Job
All entries should be output exactly as they stand.
# # #
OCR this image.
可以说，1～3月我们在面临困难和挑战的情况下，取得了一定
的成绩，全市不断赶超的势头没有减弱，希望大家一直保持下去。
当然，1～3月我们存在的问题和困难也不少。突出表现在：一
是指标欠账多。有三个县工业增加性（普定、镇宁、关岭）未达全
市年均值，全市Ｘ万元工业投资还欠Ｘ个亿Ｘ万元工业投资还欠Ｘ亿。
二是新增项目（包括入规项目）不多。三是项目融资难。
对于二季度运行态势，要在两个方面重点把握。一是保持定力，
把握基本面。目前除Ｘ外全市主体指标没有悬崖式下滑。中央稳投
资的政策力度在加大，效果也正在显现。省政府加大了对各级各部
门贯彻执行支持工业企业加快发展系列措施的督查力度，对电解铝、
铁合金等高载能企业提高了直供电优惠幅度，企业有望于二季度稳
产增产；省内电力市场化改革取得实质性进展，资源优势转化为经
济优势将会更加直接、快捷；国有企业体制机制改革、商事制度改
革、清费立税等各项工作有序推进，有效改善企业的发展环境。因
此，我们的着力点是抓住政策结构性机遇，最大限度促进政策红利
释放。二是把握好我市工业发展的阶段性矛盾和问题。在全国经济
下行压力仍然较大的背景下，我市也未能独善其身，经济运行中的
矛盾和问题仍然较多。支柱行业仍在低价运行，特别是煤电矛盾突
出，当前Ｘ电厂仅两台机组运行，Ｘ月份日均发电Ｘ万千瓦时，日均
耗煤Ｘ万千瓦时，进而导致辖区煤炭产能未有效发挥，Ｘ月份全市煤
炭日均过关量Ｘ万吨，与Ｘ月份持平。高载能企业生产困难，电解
# # #
Task result
OCR this image.
可以说，1～3月我们在面临困难和挑战的情况下，取得了一定
的成绩，全市不断赶超的势头没有减弱，希望大家一直保持下去。
当然，1～3月我们存在的问题和困难也不少。突出表现在：一
是指标欠账多。有三个县工业增加性（普定、镇宁、关岭）未达全
市年均值，全市Ｘ万元工业投资还欠Ｘ个亿Ｘ万元工业投资还欠Ｘ亿。
二是新增项目（包括入规项目）不多。三是项目融资难。
对于二季度运行态势，要在两个方面重点把握。一是保持定力，
把握基本面。目前除Ｘ外全市主体指标没有悬崖式下滑。中央稳投
资的政策力度在加大，效果也正在显现。省政府加大了对各级各部
门贯彻执行支持工业企业加快发展系列措施的督查力度，对电解铝、
铁合金等高载能企业提高了直供电优惠幅度，企业有望于二季度稳
产增产；省内电力市场化改革取得实质性进展，资源优势转化为经
济优势将会更加直接、快捷；国有企业体制机制改革、商事制度改
革、清费立税等各项工作有序推进，有效改善企业的发展环境。因
此，我们的着力点是抓住政策结构性机遇，最大限度促进政策红利
释放。二是把握好我市工业发展的阶段性矛盾和问题。在全国经济
下行压力仍然较大的背景下，我市也未能独善其身，经济运行中的
矛盾和问题仍然较多。支柱行业仍在低价运行，特别是煤电矛盾突
出，当前Ｘ电厂仅两台机组运行，Ｘ月份日均发电Ｘ万千瓦时，日均
耗煤Ｘ万千瓦时，进而导致辖区煤炭产能未有效发挥，Ｘ月份全市煤
炭日均过关量Ｘ万吨，与Ｘ月份持平。高载能企业生产困难，电解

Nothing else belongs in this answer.